Quoted text:
Because the Young Inventors Fair
is an invitational exposition.

Means you gotta be invited.

It's a great opportunity
to show off exciting new ideas

from smart young minds.

So why's Spinelli going with you?

'Cause she needed a smart kid
to be her assistant.

-Want to make something of it?
-N-not at all.

May I be the first
to wish you success on this

and all future scientific endeavors?

[honking]

Come, Gretchen,
our colleagues await.

Girls.
They sure stick together.

Hey, everybody. That Mikey kid
is going for it again.

-Again?
-Hey, if he pulls it off,

he could get
in the world record book.

Let's motor.

[chattering[

[blowing]

Oh!

Looks like he's going to do it
this time.

He's gonna blow
the biggest bubble gum bubble ever.

[crowd] Blow! Blow! Blow!

Gentlemen, we're witnessing
history in the making.

Gus, alert the media.

[crowd] Blow! Blow!

Oh, bubble. How it feels?

[crowd] Blow! Blow! Blow!

Blow! Blow! Blow!

[groaning]

Blow! Blow! Blow!

[T.J.] No!

[expl*si*n]

Bubble go boom.

Meddling kid.

[gasps]
Mikey, your... head.

[boy] His whole head
is covered with gum.

[children laughing]

I tried to alert the media
like you said, T.J.,

but the best I could do
was this guy from the school paper.

This story pretty much tells itself.

It's one I've heard too many times.

I need a juice.

No! This can't be happening!

Come on, Mikey, You'll break
the bubble gum record next time.

You don't understand.
There won't be a next time.

There wasn't even supposed
to be a this time.

I'm not allowed to chew gum

because when I do, I do this.

When my mom and dad find out
that I got gum in my hair again,

I'm going to be grounded
for a whole year.

What about using ice on your hair?
I heard that works.

Tried it before.
It froze my brain.

-Cooking oil?
-Urban myth.

Putting a paper bag
over your head and then--

No, wait.
That's for hiccups.

I'm doomed!

Calm down, big guy.
We can fix it

so your mom and dad
will never know the differene.

-How?
-All you do gotta do is get a haircut.

But I spent all my money on gum.

I don't have enough left
to go to a barber.

You don't need a barber.
You got one right here.

Snippety-snip, problem solved.

Uh, Teej, can I talk to you
for a minute?

Given information:
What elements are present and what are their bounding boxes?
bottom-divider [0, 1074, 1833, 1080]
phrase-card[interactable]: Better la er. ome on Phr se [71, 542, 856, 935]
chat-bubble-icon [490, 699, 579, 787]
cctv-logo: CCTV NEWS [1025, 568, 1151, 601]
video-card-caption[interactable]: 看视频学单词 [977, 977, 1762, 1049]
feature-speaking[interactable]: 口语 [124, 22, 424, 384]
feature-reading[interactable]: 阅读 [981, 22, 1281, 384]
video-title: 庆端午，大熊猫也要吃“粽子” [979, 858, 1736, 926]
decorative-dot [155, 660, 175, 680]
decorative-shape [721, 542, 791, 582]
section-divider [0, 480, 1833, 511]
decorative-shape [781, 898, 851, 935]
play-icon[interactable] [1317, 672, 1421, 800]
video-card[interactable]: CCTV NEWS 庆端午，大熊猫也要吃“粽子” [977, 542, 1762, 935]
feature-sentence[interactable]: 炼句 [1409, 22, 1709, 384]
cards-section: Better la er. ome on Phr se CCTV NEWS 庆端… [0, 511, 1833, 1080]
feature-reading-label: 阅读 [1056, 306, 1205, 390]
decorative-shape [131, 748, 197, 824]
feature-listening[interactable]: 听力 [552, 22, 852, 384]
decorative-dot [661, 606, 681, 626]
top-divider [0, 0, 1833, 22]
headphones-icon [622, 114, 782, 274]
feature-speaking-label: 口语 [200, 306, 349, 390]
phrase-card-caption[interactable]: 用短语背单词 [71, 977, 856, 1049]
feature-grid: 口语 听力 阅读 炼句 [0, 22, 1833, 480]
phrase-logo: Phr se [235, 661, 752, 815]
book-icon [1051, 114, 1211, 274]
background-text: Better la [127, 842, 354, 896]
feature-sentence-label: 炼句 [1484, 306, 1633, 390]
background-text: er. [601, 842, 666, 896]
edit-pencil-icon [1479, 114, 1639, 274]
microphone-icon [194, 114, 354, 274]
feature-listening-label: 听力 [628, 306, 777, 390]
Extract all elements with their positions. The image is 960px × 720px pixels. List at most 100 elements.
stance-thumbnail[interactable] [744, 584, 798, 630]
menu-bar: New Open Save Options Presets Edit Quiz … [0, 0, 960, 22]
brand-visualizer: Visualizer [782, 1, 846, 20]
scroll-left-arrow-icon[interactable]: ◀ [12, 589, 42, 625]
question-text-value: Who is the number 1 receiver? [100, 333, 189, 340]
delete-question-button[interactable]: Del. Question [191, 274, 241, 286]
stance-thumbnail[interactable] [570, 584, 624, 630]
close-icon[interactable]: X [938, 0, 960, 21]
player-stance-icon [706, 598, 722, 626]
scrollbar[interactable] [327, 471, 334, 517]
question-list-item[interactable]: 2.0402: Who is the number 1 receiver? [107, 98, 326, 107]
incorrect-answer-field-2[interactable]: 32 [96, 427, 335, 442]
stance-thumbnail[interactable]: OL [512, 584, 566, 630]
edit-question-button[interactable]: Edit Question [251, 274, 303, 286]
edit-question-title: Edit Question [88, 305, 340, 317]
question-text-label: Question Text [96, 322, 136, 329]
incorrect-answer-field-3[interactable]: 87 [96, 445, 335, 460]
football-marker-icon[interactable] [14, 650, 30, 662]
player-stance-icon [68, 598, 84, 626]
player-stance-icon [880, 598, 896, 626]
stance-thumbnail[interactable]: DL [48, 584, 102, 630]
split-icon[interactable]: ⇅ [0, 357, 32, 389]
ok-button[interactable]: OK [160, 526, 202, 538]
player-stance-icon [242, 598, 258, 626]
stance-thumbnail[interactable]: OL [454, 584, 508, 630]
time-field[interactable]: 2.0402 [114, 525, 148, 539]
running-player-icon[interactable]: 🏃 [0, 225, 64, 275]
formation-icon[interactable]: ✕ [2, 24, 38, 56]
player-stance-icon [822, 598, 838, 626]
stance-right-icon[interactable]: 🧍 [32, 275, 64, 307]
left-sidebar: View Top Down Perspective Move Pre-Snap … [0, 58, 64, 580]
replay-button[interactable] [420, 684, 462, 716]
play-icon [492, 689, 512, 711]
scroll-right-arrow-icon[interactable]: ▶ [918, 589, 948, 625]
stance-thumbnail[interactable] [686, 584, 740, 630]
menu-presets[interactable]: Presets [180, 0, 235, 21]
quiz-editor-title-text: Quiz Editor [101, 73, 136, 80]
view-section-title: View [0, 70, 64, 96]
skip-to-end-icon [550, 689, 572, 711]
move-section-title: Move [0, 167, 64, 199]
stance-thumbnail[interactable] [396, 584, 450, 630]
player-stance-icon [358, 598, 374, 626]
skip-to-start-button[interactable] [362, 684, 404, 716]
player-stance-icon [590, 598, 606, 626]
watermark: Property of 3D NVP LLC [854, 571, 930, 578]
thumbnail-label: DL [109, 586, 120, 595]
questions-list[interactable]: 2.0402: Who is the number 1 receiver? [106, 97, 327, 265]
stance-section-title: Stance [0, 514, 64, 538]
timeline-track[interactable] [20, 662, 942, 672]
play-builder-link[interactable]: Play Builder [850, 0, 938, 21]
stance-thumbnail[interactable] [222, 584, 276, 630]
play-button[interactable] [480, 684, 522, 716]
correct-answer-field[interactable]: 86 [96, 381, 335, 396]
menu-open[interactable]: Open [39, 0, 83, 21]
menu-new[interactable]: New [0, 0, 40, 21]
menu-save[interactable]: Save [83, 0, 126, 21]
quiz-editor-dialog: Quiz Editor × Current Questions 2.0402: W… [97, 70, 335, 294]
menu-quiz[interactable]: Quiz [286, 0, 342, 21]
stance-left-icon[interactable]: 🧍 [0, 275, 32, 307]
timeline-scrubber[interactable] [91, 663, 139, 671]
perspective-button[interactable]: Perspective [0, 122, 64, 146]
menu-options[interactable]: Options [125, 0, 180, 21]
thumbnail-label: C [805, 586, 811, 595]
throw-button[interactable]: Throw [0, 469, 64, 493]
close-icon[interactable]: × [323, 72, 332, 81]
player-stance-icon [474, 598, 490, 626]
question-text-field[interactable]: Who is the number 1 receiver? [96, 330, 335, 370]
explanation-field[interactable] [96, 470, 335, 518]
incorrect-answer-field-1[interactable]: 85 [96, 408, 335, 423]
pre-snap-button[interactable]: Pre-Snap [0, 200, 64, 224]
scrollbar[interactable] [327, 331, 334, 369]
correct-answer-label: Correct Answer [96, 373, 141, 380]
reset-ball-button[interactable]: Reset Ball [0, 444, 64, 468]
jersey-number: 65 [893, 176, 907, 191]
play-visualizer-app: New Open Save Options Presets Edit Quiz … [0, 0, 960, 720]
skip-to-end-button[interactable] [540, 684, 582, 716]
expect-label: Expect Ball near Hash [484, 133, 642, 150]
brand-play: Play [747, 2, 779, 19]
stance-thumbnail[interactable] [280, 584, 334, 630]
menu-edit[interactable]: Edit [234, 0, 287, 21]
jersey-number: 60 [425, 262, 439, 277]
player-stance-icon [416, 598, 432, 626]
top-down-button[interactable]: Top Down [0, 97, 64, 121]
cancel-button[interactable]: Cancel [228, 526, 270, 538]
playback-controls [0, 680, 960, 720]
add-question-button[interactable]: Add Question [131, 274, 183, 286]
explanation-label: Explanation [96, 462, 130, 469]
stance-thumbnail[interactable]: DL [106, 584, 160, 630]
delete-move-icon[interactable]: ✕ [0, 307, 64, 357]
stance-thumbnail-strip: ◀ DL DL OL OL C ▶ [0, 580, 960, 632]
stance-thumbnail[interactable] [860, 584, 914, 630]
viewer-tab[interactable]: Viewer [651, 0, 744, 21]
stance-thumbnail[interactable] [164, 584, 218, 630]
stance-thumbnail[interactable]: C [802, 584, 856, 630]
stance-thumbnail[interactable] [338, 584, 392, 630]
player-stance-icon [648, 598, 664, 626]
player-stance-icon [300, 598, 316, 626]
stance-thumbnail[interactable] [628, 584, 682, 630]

Written tasks:
a: In the transcript, rewrite the paragraph beginning "He's gonna blow" in fewer words, keeping its main fact.
b: List every person's name spoken in the transcript's dialogue. Count each person once.

Answers for the exercise:
a: He'll blow the biggest bubble gum bubble yet.

b:
- Spinelli
- Gretchen
- Mikey
- Gus
- T.J.